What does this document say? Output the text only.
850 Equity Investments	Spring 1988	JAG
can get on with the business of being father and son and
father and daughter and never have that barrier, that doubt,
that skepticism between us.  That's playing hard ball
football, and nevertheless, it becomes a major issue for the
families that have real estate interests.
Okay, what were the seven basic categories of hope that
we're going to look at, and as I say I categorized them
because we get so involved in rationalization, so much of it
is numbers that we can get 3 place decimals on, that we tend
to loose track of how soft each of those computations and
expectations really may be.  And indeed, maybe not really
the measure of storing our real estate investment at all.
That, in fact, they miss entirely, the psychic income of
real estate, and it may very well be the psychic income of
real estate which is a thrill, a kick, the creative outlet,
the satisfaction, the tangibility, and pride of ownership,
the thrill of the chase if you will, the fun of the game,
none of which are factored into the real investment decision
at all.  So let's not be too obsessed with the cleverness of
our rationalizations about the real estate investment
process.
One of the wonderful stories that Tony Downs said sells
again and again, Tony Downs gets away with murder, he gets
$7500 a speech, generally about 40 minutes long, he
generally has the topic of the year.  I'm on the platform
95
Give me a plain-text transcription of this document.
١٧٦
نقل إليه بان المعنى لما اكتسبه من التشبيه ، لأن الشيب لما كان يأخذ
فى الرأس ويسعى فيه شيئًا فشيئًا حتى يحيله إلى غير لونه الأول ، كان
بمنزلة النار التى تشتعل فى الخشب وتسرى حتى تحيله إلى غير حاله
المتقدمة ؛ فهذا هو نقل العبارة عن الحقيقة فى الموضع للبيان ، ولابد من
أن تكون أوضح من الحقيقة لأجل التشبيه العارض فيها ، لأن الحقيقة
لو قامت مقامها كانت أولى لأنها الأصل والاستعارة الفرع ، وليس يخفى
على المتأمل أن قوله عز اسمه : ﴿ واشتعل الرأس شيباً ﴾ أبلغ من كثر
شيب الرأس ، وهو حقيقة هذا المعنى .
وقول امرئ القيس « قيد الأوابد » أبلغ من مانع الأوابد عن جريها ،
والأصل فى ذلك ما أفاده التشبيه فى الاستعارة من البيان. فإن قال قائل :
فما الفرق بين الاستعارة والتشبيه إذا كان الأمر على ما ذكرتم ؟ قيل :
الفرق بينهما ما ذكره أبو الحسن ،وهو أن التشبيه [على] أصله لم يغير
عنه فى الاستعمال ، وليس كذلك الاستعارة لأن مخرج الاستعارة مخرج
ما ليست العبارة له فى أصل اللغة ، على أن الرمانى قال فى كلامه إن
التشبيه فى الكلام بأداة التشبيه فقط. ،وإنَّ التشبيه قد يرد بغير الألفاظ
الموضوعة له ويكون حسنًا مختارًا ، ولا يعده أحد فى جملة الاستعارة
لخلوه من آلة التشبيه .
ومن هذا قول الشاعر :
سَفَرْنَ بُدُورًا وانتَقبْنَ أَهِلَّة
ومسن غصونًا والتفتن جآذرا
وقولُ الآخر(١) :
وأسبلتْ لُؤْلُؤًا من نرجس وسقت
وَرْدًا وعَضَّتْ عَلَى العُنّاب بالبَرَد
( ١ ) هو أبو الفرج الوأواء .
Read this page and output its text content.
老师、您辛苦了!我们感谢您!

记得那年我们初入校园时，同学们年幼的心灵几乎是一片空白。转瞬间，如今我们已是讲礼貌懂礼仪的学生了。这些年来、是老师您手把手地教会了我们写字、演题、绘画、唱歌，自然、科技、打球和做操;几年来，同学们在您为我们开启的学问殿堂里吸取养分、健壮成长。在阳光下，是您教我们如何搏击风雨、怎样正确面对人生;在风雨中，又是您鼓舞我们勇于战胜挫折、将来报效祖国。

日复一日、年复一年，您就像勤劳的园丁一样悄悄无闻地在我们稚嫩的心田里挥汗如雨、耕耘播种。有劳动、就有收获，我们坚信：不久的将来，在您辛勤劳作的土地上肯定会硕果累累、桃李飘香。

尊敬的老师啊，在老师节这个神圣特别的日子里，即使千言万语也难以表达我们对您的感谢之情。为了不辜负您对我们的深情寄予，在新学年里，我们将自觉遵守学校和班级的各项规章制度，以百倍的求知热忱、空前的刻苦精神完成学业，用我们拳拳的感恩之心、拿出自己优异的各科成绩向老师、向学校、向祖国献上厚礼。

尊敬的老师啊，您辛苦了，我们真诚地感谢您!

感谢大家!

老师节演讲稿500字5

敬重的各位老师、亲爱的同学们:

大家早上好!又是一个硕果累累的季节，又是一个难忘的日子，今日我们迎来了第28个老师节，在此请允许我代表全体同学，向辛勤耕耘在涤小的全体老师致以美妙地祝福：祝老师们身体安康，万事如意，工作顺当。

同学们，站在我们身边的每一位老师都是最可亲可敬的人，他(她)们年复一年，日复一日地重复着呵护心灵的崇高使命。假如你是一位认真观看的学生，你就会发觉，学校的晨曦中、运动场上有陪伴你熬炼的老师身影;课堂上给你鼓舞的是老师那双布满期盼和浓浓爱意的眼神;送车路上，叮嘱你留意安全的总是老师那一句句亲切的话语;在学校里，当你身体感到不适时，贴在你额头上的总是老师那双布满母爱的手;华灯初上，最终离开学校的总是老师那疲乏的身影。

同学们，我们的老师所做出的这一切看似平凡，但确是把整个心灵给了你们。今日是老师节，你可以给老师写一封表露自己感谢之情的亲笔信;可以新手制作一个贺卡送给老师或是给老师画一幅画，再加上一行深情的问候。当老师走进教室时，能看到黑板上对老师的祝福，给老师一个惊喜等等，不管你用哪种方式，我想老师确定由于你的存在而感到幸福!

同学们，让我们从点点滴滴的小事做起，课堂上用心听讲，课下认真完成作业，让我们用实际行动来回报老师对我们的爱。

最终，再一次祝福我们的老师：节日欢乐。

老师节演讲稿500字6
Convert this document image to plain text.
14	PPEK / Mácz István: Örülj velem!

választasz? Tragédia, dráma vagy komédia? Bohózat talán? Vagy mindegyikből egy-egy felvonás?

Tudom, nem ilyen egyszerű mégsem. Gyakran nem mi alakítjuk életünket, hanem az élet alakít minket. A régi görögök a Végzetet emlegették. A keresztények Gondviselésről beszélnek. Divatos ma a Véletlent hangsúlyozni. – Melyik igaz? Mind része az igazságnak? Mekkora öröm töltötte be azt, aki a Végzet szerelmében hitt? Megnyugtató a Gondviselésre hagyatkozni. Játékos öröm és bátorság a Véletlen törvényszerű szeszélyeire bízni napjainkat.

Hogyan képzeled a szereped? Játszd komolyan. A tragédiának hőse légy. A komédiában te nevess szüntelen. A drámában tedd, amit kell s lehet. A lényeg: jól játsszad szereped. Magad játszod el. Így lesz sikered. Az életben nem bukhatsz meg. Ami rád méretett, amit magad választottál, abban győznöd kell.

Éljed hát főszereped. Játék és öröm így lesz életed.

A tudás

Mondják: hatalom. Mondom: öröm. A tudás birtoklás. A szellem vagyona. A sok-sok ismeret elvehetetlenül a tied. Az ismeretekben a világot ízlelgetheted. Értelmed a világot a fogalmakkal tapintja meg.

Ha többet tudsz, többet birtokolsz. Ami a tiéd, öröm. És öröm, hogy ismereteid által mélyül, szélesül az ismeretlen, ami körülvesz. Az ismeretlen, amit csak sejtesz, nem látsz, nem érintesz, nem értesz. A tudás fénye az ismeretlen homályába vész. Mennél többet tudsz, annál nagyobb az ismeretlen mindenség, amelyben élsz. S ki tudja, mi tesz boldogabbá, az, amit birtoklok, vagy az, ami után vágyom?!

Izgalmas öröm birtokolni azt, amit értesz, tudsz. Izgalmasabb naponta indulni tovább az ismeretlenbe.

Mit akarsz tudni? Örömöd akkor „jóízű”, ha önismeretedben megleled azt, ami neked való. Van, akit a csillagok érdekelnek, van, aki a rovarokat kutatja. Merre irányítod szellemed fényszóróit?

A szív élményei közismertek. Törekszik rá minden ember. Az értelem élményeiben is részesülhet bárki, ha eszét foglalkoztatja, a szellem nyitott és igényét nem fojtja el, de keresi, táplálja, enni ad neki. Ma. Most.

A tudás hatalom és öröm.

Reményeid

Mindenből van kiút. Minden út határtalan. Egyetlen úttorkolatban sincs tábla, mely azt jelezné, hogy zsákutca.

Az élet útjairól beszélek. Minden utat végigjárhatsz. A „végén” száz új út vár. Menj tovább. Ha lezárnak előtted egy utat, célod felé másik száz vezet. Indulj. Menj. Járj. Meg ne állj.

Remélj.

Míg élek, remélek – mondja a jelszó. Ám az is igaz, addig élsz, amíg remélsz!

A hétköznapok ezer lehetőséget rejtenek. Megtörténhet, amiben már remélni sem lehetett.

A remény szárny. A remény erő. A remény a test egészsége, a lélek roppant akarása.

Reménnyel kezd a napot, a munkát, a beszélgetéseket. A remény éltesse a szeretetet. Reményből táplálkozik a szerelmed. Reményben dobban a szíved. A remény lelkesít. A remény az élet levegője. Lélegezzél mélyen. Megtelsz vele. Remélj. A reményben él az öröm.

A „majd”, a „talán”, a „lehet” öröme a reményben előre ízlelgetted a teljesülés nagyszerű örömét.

* * *

Go through the material above and copy each line that has the word "reményben".

Reménnyel kezd a napot, a munkát, a beszélgetéseket. A remény éltesse a szeretetet. Reményből táplálkozik a szerelmed. Reményben dobban a szíved. A remény lelkesít. A remény az élet levegője. Lélegezzél mélyen. Megtelsz vele. Remélj. A reményben él az öröm.
A „majd”, a „talán”, a „lehet” öröme a reményben előre ízlelgetted a teljesülés nagyszerű örömét.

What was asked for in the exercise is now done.